» **EJERCICIOS**
(a) Enumere todas las organizaciones que el texto sobre el glifosato menciona con nombre propio.
(b) Escriba la continuación del texto sobre el glifosato a partir de su última oración.

» **TEXTO DADO**
________________________

Todavía no sabemos cómo manejarán este dilema las instituciones regulatorias, pero la estrategia de la industria agroquímica ya está clara: “Ciencia basura” fue la respuesta de Monsanto. La firma argumentó que “Los resultados [de la IARC] fueron obtenidos mediante la selección deliberada de cierto tipo de datos, lo que representa un claro ejemplo de agenda sesgada”.
Esta estrategia resulta curiosa porque inevitablemente invita a comparar el comportamiento de la IARC con el de las otras instituciones regulatorias que supuestamente produjeron evaluaciones más imparciales. Sin embargo, tales comparaciones tal vez no sean beneficiosas para estas instituciones.
Los lectores podrían quedarse pasmados, por ejemplo, al enterarse de que gran parte de la reciente evaluación toxicológica del gobierno alemán sobre el glifosato no fue en realidad escrita por los científicos que trabajan para el Instituto Alemán de Evaluación de Riesgo (BfR), sino por un consorcio de empresas agroquímicas.
Los funcionarios del BfR explicaron que, debido a la cantidad de evidencia, no tuvieron tiempo de explicar los estudios originales en detalle. En cambio basaron sus evaluaciones en las descripciones elaboradas por la industria agroquímica. Pero estas descripciones incluyen la interpretación y evaluación de confiabilidad de cada estudio, es decir las actividades que requieren el tipo de decisiones valorativas descriptas con anterioridad.
No sabemos si la evaluación del BfR es inusual porque fue esbozada por las mismas empresas cuyos productos debían ser evaluados, o si en realidad resulta inusual porque los expertos alemanes fueron lo suficientemente honestos para hacer esta práctica explicita. Pero si una de las naciones más ricas del mundo no posee los suficientes recursos para conducir sus propias evaluaciones de la evidencia toxicológica independientes, ¿cómo serán las prácticas de las instituciones regulatorias en el resto del mundo?
Argentina no es ajena a esta problemática. Pero con la centralidad que tiene el sector agrícola para el país la situación se torna más compleja. Existe una actitud generalizada reticente a escuchar cualquier voz que se levante para criticar un agroquímico. Mucho menos existe una predisposición a discutir de los procesos que se utilizan para evaluar su seguridad.

________________________

(Registros de un conjunto de datos)

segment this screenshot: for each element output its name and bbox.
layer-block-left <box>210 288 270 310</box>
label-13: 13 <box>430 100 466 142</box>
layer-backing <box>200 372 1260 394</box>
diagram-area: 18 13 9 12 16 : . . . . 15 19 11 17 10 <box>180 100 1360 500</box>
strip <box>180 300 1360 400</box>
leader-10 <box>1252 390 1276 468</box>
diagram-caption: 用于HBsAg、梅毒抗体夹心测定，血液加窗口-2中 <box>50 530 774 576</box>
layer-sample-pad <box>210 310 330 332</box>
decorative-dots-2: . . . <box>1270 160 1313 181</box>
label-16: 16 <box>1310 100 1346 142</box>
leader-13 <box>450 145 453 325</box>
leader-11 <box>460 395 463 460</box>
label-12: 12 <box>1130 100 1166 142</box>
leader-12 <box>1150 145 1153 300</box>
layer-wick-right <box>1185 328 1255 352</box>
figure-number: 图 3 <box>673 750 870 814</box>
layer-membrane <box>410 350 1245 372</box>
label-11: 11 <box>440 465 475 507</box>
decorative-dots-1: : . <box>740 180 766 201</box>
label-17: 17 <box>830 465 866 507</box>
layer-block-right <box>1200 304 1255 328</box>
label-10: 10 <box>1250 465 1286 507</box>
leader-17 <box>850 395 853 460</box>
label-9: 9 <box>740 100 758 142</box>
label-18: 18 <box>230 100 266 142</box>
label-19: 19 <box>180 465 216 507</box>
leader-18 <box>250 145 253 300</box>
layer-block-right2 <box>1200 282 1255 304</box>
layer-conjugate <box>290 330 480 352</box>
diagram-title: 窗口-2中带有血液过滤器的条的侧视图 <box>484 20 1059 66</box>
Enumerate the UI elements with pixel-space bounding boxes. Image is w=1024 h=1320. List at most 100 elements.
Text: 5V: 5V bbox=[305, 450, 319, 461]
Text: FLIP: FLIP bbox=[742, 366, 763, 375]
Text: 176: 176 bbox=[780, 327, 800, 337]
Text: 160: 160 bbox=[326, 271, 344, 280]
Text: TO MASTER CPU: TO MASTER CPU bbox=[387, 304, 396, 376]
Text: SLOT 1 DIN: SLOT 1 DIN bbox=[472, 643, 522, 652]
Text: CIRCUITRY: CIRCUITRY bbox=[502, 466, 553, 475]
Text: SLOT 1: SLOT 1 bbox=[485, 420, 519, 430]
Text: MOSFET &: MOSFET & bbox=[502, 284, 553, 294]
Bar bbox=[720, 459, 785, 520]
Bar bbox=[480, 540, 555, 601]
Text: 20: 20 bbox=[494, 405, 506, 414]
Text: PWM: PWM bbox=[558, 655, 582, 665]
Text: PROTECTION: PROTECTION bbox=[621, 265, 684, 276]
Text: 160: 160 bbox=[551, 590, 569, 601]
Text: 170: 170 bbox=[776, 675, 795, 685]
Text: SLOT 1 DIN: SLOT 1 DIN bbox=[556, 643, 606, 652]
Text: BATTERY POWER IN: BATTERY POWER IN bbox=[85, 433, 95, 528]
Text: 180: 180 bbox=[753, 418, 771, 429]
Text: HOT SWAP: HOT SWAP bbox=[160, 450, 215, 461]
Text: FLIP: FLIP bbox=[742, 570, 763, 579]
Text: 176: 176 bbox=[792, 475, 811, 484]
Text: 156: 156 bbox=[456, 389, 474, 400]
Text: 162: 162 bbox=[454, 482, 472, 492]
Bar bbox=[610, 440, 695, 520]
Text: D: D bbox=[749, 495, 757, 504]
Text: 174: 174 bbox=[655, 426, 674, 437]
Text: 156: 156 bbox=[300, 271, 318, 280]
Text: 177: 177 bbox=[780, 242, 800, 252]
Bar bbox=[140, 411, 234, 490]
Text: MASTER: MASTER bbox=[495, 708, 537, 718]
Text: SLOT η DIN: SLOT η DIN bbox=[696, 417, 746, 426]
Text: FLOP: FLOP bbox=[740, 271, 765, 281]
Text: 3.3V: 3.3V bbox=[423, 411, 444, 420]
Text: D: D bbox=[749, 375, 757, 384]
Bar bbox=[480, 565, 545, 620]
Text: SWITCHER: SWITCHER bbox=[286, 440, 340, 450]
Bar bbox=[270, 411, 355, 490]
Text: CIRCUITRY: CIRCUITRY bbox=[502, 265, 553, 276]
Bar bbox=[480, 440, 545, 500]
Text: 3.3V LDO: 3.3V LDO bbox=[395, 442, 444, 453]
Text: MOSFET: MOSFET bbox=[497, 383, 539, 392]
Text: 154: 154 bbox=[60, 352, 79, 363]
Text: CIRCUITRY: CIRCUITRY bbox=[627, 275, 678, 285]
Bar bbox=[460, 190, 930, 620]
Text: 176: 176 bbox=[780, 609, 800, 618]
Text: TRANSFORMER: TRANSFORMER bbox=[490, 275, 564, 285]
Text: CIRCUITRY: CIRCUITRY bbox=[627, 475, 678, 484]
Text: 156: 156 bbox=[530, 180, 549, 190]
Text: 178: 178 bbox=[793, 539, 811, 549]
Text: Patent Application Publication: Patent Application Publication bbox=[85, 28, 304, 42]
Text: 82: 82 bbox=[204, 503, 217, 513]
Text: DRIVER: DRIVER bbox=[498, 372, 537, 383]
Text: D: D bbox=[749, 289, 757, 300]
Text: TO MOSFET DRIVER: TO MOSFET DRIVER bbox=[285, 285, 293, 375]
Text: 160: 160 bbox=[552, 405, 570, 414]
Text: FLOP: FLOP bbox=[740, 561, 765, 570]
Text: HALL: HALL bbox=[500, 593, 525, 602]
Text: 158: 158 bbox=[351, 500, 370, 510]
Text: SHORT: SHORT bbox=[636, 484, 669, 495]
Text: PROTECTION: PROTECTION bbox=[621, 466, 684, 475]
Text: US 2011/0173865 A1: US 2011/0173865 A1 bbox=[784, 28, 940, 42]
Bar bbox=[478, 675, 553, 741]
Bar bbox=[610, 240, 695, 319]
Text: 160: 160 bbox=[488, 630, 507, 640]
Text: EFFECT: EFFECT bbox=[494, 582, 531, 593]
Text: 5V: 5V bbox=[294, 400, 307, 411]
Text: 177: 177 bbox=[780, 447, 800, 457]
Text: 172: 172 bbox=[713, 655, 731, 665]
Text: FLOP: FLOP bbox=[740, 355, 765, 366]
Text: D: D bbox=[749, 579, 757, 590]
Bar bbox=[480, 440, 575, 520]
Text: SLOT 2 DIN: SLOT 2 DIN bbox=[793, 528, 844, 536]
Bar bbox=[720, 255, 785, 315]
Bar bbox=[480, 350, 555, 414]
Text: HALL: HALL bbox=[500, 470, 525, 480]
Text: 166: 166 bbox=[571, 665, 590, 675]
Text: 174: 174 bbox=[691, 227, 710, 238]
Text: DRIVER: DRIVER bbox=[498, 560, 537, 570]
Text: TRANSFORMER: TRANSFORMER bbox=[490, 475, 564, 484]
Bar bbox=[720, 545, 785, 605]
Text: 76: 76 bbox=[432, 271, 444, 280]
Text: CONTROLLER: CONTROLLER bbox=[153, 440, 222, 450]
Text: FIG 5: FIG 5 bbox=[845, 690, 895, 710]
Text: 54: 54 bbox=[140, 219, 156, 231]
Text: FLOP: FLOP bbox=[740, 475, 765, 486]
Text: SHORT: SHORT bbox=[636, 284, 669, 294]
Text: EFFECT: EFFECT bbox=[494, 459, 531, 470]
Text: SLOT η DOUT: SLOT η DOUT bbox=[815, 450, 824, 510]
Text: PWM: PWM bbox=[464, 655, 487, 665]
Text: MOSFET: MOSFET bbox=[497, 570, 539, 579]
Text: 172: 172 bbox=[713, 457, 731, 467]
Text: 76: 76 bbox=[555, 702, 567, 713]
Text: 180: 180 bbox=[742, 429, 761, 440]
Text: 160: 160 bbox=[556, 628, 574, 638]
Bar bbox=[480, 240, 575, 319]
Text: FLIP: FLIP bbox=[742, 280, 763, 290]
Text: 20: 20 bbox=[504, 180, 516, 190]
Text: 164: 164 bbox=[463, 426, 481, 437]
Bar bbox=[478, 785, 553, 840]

________________________

» **RESPUESTAS EN ORDEN**
(a) Monsanto, la IARC y el Instituto Alemán de Evaluación de Riesgo (BfR).

(b)
Sin embargo, con la difusión que el glifosato ha alcanzado en el país y la alta exposición que parte de la población tiene al agroquímico, es importante que los reguladores (y la opinión pública) no ignoren la evaluación del IARC argumentando que es sesgada o “ciencia pobre”. Por el contrario, ésta debería incentivar a los reguladores a re-evaluar el glifosato, y a explicar abierta y públicamente como se van a responder a las varias incertidumbres y ambigüedades acerca de la toxicidad del agroquímico que la evaluación de la IARC ha hecho explícitas. Nos merecemos una discusión democrática acerca cuál debe ser la respuesta adecuada
Quizás una revisión, aunque pueda significar en este caso una restricción al uso del pesticida, no sea un riesgo tan alto para el sistema como a menudo se piensa. Sabemos de la historia, que las regulaciones restrictivas han funcionado en el pasado mucho más como un incentivo para el desarrollo de nuevas prácticas y tecnologías, que para la destrucción de una actividad o sector. Quizás deberíamos ser ambiciosos esta vez y animarnos a pensar que el cuidado de nuestra población y una legislación progresiva, que ponga como prioridad reducir un riesgo potencial para la población, puede funcionar como un incentivo para el progreso más que una traba.